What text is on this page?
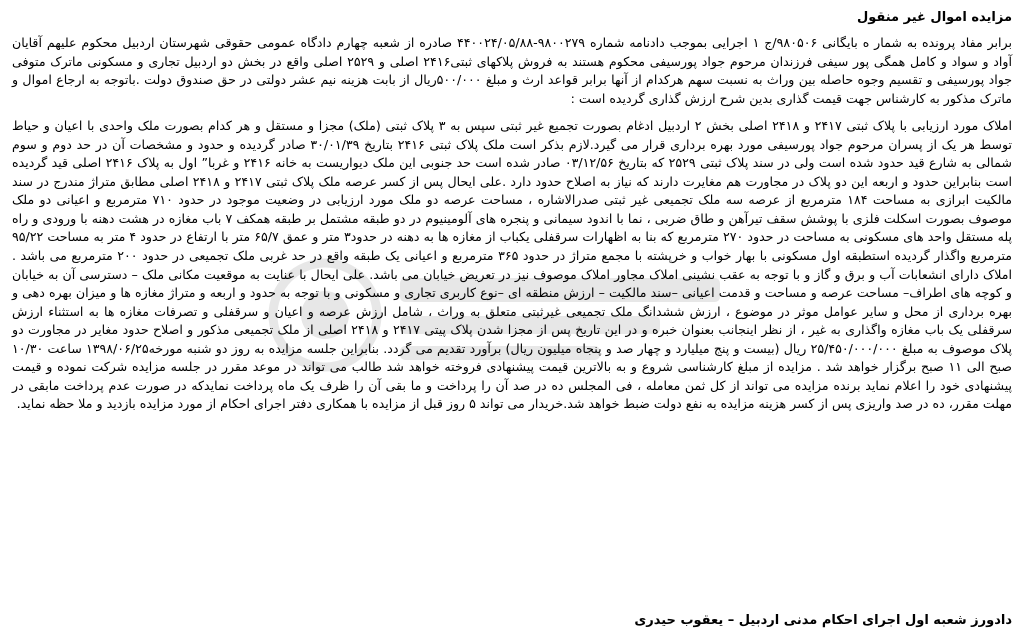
مزایده اموال غیر منقول

برابر مفاد پرونده به شمار ه بایگانی ۹۸۰۵۰۶/ج ۱ اجرایی بموجب دادنامه شماره ۹۸۰۰۲۷۹-۴۴۰۰۲۴/۰۵/۸۸ صادره از شعبه چهارم دادگاه عمومی حقوقی شهرستان اردبیل محکوم علیهم آقایان آواد و سواد و کامل همگی پور سیفی فرزندان مرحوم جواد پورسیفی محکوم هستند به فروش پلاکهای ثبتی۲۴۱۶ اصلی و ۲۵۲۹ اصلی واقع در بخش دو اردبیل تجاری و مسکونی ماترک متوفی جواد پورسیفی و تقسیم وجوه حاصله بین وراث به نسبت سهم هرکدام از آنها برابر قواعد ارث و مبلغ ۵۰۰/۰۰۰ریال از بابت هزینه نیم عشر دولتی در حق صندوق دولت .باتوجه به ارجاع اموال و ماترک مذکور به کارشناس جهت قیمت گذاری بدین شرح ارزش گذاری گردیده است :

املاک مورد ارزیابی با پلاک ثبتی ۲۴۱۷ و ۲۴۱۸ اصلی بخش ۲ اردبیل ادغام بصورت تجمیع غیر ثبتی سپس به ۳ پلاک ثبتی (ملک) مجزا و مستقل و هر کدام بصورت ملک واحدی با اعیان و حیاط توسط هر یک از پسران مرحوم جواد پورسیفی مورد بهره برداری قرار می گیرد.لازم بذکر است ملک پلاک ثبتی ۲۴۱۶ بتاریخ ۳۰/۰۱/۳۹ صادر گردیده و حدود و مشخصات آن در حد دوم و سوم شمالی به شارع قید حدود شده است ولی در سند پلاک ثبتی ۲۵۲۹ که بتاریخ ۰۳/۱۲/۵۶ صادر شده است حد جنوبی این ملک دیواریست به خانه ۲۴۱۶ و غربا” اول به پلاک ۲۴۱۶ اصلی قید گردیده است بنابراین حدود و اربعه این دو پلاک در مجاورت هم مغایرت دارند که نیاز به اصلاح حدود دارد .علی ایحال پس از کسر عرصه ملک پلاک ثبتی ۲۴۱۷ و ۲۴۱۸ اصلی مطابق متراژ مندرج در سند مالکیت ابرازی به مساحت ۱۸۴ مترمربع از عرصه سه ملک تجمیعی غیر ثبتی صدرالاشاره ، مساحت عرصه دو ملک مورد ارزیابی در وضعیت موجود در حدود ۷۱۰ مترمربع و اعیانی دو ملک موصوف بصورت اسکلت فلزی با پوشش سقف تیرآهن و طاق ضربی ، نما با اندود سیمانی و پنجره های آلومینیوم در دو طبقه مشتمل بر طبقه همکف ۷ باب مغازه در هشت دهنه با ورودی و راه پله مستقل واحد های مسکونی به مساحت در حدود ۲۷۰ مترمربع که بنا به اظهارات سرقفلی یکباب از مغازه ها به دهنه در حدود۳ متر و عمق ۶۵/۷ متر با ارتفاع در حدود ۴ متر به مساحت ۹۵/۲۲ مترمربع واگذار گردیده استطبقه اول مسکونی با بهار خواب و خرپشته با مجمع متراژ در حدود ۳۶۵ مترمربع و اعیانی یک طبقه واقع در حد غربی ملک تجمیعی در حدود ۲۰۰ مترمربع می باشد . املاک دارای انشعابات آب و برق و گاز و با توجه به عقب نشینی املاک مجاور املاک موصوف نیز در تعریض خیابان می باشد. علی ایحال با عنایت به موقعیت مکانی ملک – دسترسی آن به خیابان و کوچه های اطراف– مساحت عرصه و مساحت و قدمت اعیانی –سند مالکیت – ارزش منطقه ای –نوع کاربری تجاری و مسکونی و با توجه به حدود و اربعه و متراژ مغازه ها و میزان بهره دهی و بهره برداری از محل و سایر عوامل موثر در موضوع ، ارزش ششدانگ ملک تجمیعی غیرثبتی متعلق به وراث ، شامل ارزش عرصه و اعیان و سرقفلی و تصرفات مغازه ها به استثناء ارزش سرقفلی یک باب مغازه واگذاری به غیر ، از نظر اینجانب بعنوان خبره و در این تاریخ پس از مجزا شدن پلاک پیتی ۲۴۱۷ و ۲۴۱۸ اصلی از ملک تجمیعی مذکور و اصلاح حدود مغایر در مجاورت دو پلاک موصوف به مبلغ ۲۵/۴۵۰/۰۰۰/۰۰۰ ریال (بیست و پنج میلیارد و چهار صد و پنجاه میلیون ریال) برآورد تقدیم می گردد. بنابراین جلسه مزایده به روز دو شنبه مورخه۱۳۹۸/۰۶/۲۵ ساعت ۱۰/۳۰ صبح الی ۱۱ صبح برگزار خواهد شد . مزایده از مبلغ کارشناسی شروع و به بالاترین قیمت پیشنهادی فروخته خواهد شد طالب می تواند در موعد مقرر در جلسه مزایده شرکت نموده و قیمت پیشنهادی خود را اعلام نماید برنده مزایده می تواند از کل ثمن معامله ، فی المجلس ده در صد آن را پرداخت و ما بقی آن را ظرف یک ماه پرداخت نمایدکه در صورت عدم پرداخت مابقی در مهلت مقرر، ده در صد واریزی پس از کسر هزینه مزایده به نفع دولت ضبط خواهد شد.خریدار می تواند ۵ روز قبل از مزایده با همکاری دفتر اجرای احکام از مورد مزایده بازدید و ملا حظه نماید.

دادورز شعبه اول اجرای احکام مدنی اردبیل – یعقوب حیدری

════

Exact duplication of all the records is required; pictures are omitted from the copy.

- [Worked solution]:
What text is on this page?
مزایده اموال غیر منقول

برابر مفاد پرونده به شمار ه بایگانی ۹۸۰۵۰۶/ج ۱ اجرایی بموجب دادنامه شماره ۹۸۰۰۲۷۹-۴۴۰۰۲۴/۰۵/۸۸ صادره از شعبه چهارم دادگاه عمومی حقوقی شهرستان اردبیل محکوم علیهم آقایان آواد و سواد و کامل همگی پور سیفی فرزندان مرحوم جواد پورسیفی محکوم هستند به فروش پلاکهای ثبتی۲۴۱۶ اصلی و ۲۵۲۹ اصلی واقع در بخش دو اردبیل تجاری و مسکونی ماترک متوفی جواد پورسیفی و تقسیم وجوه حاصله بین وراث به نسبت سهم هرکدام از آنها برابر قواعد ارث و مبلغ ۵۰۰/۰۰۰ریال از بابت هزینه نیم عشر دولتی در حق صندوق دولت .باتوجه به ارجاع اموال و ماترک مذکور به کارشناس جهت قیمت گذاری بدین شرح ارزش گذاری گردیده است :

املاک مورد ارزیابی با پلاک ثبتی ۲۴۱۷ و ۲۴۱۸ اصلی بخش ۲ اردبیل ادغام بصورت تجمیع غیر ثبتی سپس به ۳ پلاک ثبتی (ملک) مجزا و مستقل و هر کدام بصورت ملک واحدی با اعیان و حیاط توسط هر یک از پسران مرحوم جواد پورسیفی مورد بهره برداری قرار می گیرد.لازم بذکر است ملک پلاک ثبتی ۲۴۱۶ بتاریخ ۳۰/۰۱/۳۹ صادر گردیده و حدود و مشخصات آن در حد دوم و سوم شمالی به شارع قید حدود شده است ولی در سند پلاک ثبتی ۲۵۲۹ که بتاریخ ۰۳/۱۲/۵۶ صادر شده است حد جنوبی این ملک دیواریست به خانه ۲۴۱۶ و غربا” اول به پلاک ۲۴۱۶ اصلی قید گردیده است بنابراین حدود و اربعه این دو پلاک در مجاورت هم مغایرت دارند که نیاز به اصلاح حدود دارد .علی ایحال پس از کسر عرصه ملک پلاک ثبتی ۲۴۱۷ و ۲۴۱۸ اصلی مطابق متراژ مندرج در سند مالکیت ابرازی به مساحت ۱۸۴ مترمربع از عرصه سه ملک تجمیعی غیر ثبتی صدرالاشاره ، مساحت عرصه دو ملک مورد ارزیابی در وضعیت موجود در حدود ۷۱۰ مترمربع و اعیانی دو ملک موصوف بصورت اسکلت فلزی با پوشش سقف تیرآهن و طاق ضربی ، نما با اندود سیمانی و پنجره های آلومینیوم در دو طبقه مشتمل بر طبقه همکف ۷ باب مغازه در هشت دهنه با ورودی و راه پله مستقل واحد های مسکونی به مساحت در حدود ۲۷۰ مترمربع که بنا به اظهارات سرقفلی یکباب از مغازه ها به دهنه در حدود۳ متر و عمق ۶۵/۷ متر با ارتفاع در حدود ۴ متر به مساحت ۹۵/۲۲ مترمربع واگذار گردیده استطبقه اول مسکونی با بهار خواب و خرپشته با مجمع متراژ در حدود ۳۶۵ مترمربع و اعیانی یک طبقه واقع در حد غربی ملک تجمیعی در حدود ۲۰۰ مترمربع می باشد . املاک دارای انشعابات آب و برق و گاز و با توجه به عقب نشینی املاک مجاور املاک موصوف نیز در تعریض خیابان می باشد. علی ایحال با عنایت به موقعیت مکانی ملک – دسترسی آن به خیابان و کوچه های اطراف– مساحت عرصه و مساحت و قدمت اعیانی –سند مالکیت – ارزش منطقه ای –نوع کاربری تجاری و مسکونی و با توجه به حدود و اربعه و متراژ مغازه ها و میزان بهره دهی و بهره برداری از محل و سایر عوامل موثر در موضوع ، ارزش ششدانگ ملک تجمیعی غیرثبتی متعلق به وراث ، شامل ارزش عرصه و اعیان و سرقفلی و تصرفات مغازه ها به استثناء ارزش سرقفلی یک باب مغازه واگذاری به غیر ، از نظر اینجانب بعنوان خبره و در این تاریخ پس از مجزا شدن پلاک پیتی ۲۴۱۷ و ۲۴۱۸ اصلی از ملک تجمیعی مذکور و اصلاح حدود مغایر در مجاورت دو پلاک موصوف به مبلغ ۲۵/۴۵۰/۰۰۰/۰۰۰ ریال (بیست و پنج میلیارد و چهار صد و پنجاه میلیون ریال) برآورد تقدیم می گردد. بنابراین جلسه مزایده به روز دو شنبه مورخه۱۳۹۸/۰۶/۲۵ ساعت ۱۰/۳۰ صبح الی ۱۱ صبح برگزار خواهد شد . مزایده از مبلغ کارشناسی شروع و به بالاترین قیمت پیشنهادی فروخته خواهد شد طالب می تواند در موعد مقرر در جلسه مزایده شرکت نموده و قیمت پیشنهادی خود را اعلام نماید برنده مزایده می تواند از کل ثمن معامله ، فی المجلس ده در صد آن را پرداخت و ما بقی آن را ظرف یک ماه پرداخت نمایدکه در صورت عدم پرداخت مابقی در مهلت مقرر، ده در صد واریزی پس از کسر هزینه مزایده به نفع دولت ضبط خواهد شد.خریدار می تواند ۵ روز قبل از مزایده با همکاری دفتر اجرای احکام از مورد مزایده بازدید و ملا حظه نماید.

دادورز شعبه اول اجرای احکام مدنی اردبیل – یعقوب حیدری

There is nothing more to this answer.